## Challenge
Select and reproduce each line of the listing below that bears the string "CH₃COOC₂H₅".
==============================
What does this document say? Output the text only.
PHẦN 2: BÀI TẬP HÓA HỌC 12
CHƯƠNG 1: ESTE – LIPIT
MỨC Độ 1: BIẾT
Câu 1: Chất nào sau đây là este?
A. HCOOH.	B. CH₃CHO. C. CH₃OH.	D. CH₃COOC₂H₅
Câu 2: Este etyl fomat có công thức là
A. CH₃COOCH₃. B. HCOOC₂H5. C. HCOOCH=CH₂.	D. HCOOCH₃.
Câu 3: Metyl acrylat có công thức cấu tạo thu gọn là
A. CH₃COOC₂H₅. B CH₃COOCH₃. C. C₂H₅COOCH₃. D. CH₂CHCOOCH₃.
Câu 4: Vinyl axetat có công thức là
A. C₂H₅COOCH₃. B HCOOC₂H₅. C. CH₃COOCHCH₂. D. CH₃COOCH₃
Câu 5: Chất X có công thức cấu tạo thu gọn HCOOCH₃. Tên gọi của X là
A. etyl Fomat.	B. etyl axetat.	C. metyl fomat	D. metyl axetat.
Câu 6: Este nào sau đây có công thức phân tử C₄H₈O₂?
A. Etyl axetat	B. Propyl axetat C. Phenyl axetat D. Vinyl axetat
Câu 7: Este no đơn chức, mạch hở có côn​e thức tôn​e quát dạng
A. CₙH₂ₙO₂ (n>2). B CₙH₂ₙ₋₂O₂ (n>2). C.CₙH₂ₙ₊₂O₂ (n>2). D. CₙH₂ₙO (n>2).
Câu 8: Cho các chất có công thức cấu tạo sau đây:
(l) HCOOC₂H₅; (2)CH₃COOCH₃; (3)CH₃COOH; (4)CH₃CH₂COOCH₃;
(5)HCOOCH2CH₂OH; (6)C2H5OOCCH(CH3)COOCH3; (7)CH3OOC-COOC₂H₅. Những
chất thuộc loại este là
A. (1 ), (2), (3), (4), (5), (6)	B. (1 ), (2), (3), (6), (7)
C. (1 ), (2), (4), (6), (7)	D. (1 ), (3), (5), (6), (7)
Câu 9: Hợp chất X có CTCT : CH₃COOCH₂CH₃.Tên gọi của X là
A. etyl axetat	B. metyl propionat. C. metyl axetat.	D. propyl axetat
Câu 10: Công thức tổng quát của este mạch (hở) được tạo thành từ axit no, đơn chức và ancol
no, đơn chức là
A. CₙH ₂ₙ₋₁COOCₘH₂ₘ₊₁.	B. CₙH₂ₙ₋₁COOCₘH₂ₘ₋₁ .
==============================
## Task response
A. HCOOH.	B. CH₃CHO. C. CH₃OH.	D. CH₃COOC₂H₅
A. CH₃COOC₂H₅. B CH₃COOCH₃. C. C₂H₅COOCH₃. D. CH₂CHCOOCH₃.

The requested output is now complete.